── RECORDS FOR THE TASK

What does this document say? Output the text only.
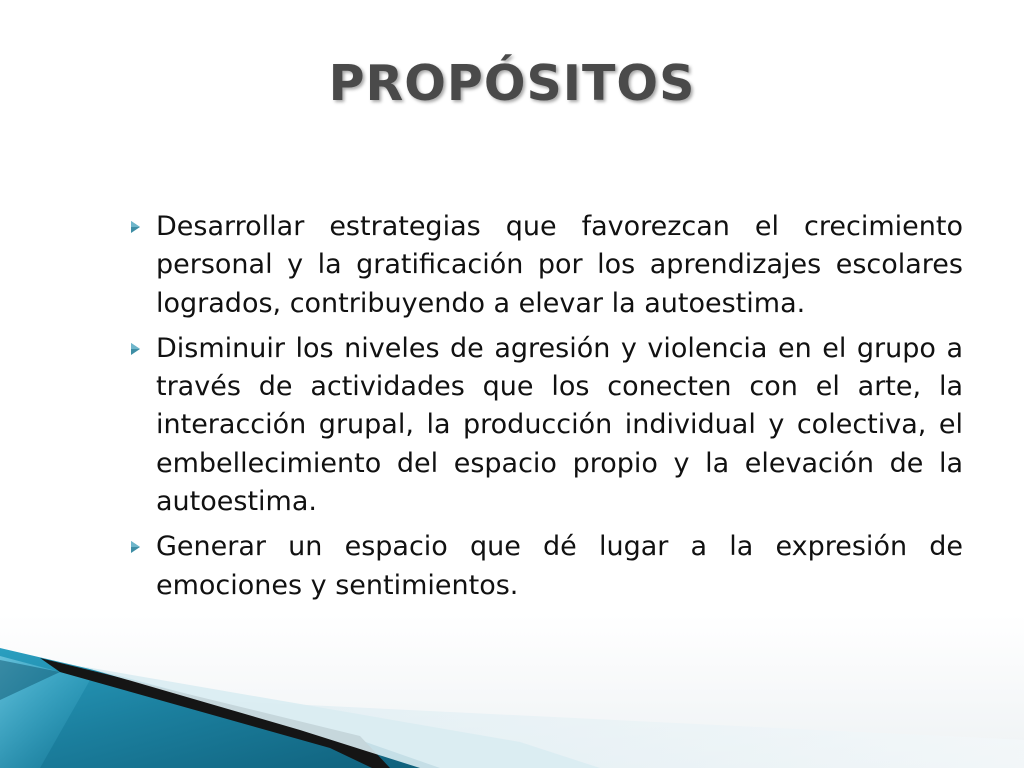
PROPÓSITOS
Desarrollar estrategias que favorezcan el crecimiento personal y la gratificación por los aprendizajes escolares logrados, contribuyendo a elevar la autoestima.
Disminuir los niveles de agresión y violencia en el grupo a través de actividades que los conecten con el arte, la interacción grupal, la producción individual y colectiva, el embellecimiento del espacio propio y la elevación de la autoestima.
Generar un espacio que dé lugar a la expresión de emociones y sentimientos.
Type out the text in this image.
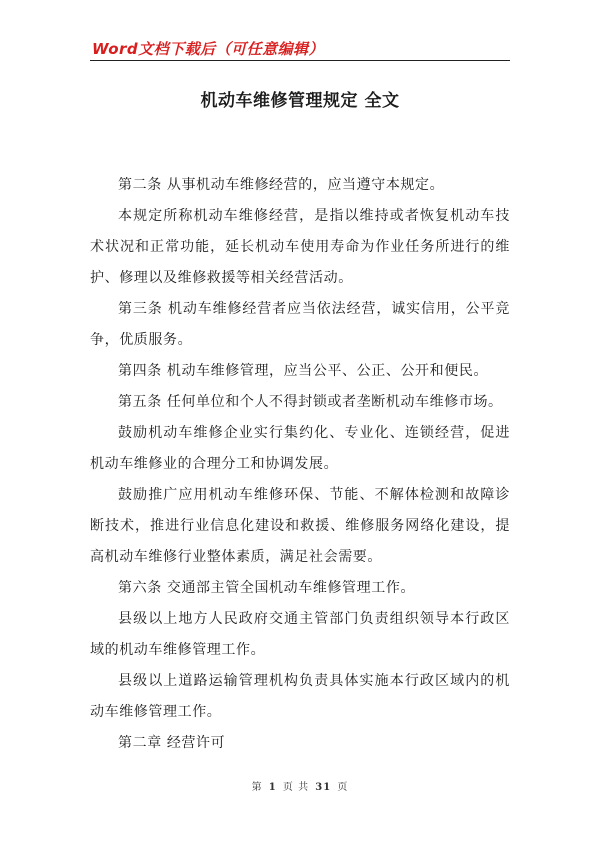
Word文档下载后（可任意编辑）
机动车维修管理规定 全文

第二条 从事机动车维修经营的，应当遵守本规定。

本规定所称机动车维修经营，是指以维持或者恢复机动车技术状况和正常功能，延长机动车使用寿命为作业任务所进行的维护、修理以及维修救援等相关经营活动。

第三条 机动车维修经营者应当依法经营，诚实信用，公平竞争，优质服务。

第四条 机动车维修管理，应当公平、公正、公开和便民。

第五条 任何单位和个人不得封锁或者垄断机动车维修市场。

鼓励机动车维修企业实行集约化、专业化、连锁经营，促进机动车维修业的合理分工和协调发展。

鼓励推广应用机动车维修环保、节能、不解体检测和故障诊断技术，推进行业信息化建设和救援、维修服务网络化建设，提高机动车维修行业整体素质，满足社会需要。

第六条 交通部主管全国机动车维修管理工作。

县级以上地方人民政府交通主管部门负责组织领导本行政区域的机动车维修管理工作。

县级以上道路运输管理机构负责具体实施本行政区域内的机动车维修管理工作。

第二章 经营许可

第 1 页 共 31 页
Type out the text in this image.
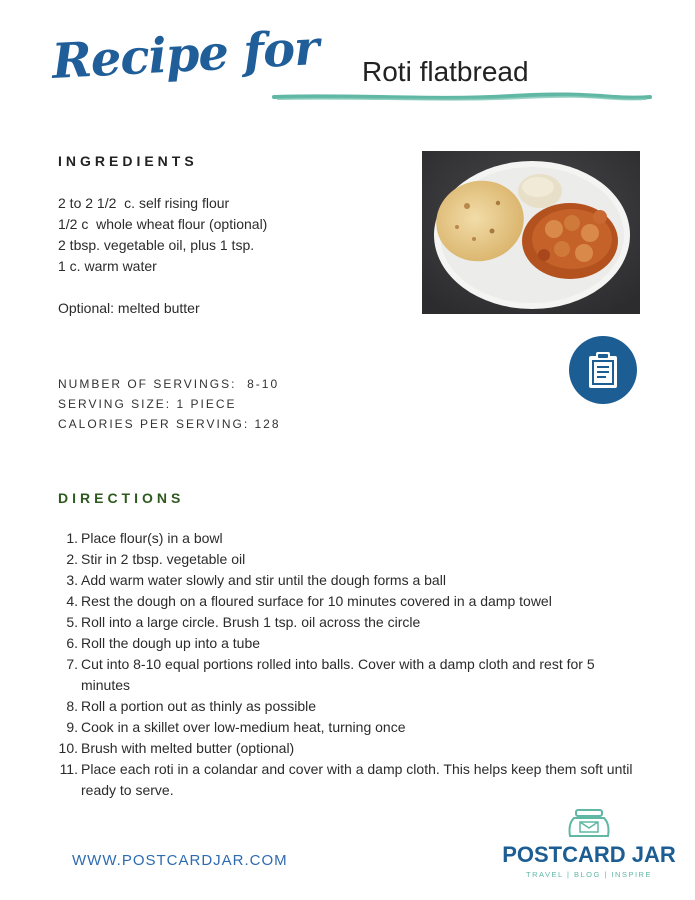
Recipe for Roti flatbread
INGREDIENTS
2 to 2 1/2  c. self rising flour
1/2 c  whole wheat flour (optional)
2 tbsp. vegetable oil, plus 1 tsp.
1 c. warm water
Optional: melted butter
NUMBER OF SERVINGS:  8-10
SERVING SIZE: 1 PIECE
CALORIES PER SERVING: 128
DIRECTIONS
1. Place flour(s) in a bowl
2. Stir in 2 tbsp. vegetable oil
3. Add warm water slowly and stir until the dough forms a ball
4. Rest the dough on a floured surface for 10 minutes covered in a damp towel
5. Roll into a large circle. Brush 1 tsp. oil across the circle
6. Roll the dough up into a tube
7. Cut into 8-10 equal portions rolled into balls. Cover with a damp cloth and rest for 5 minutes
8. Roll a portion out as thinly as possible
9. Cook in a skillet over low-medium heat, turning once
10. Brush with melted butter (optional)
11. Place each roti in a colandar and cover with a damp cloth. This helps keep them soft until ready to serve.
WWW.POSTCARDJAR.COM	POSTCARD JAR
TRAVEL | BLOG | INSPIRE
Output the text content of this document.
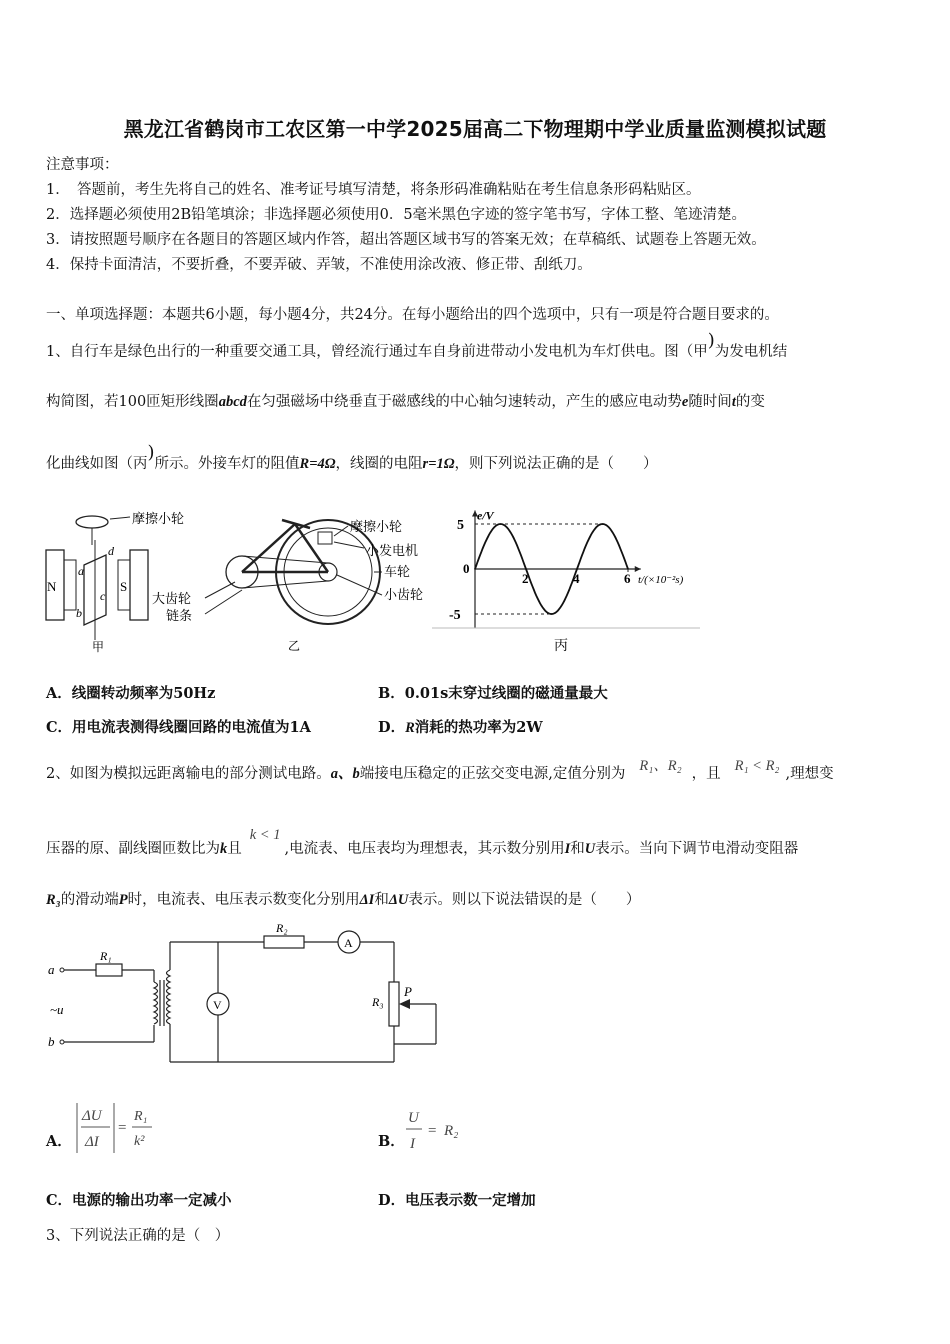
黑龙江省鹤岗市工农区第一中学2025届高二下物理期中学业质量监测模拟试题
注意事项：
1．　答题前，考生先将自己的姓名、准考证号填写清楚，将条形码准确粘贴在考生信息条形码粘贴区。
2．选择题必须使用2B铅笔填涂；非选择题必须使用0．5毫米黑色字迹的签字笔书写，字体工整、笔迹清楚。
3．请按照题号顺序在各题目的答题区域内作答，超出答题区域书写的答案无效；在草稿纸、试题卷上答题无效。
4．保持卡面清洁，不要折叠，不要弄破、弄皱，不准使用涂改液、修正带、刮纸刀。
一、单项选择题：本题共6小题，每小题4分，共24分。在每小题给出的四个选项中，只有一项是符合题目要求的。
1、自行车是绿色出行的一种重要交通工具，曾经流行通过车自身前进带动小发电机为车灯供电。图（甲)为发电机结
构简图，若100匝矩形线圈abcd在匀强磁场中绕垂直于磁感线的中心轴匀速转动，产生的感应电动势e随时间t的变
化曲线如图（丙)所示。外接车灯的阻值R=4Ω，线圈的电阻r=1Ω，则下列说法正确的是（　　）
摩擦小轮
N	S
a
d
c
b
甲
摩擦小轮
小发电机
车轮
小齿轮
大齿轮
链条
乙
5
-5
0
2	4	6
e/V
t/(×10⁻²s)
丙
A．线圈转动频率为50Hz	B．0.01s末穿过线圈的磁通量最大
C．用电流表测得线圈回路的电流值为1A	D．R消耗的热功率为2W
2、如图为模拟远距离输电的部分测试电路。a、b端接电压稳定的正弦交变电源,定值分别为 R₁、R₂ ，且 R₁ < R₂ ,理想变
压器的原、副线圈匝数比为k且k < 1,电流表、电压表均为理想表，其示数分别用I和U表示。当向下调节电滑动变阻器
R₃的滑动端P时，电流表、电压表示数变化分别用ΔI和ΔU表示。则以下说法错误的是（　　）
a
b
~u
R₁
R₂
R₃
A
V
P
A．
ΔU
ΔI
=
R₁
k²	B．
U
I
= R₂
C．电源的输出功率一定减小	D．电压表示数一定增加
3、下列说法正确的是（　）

────

[EXERCISE DETAILS]
Copy each line that holds the word "until".

[OUTPUT BELOW]
3. Add warm water slowly and stir until the dough forms a ball
11. Place each roti in a colandar and cover with a damp cloth. This helps keep them soft until ready to serve.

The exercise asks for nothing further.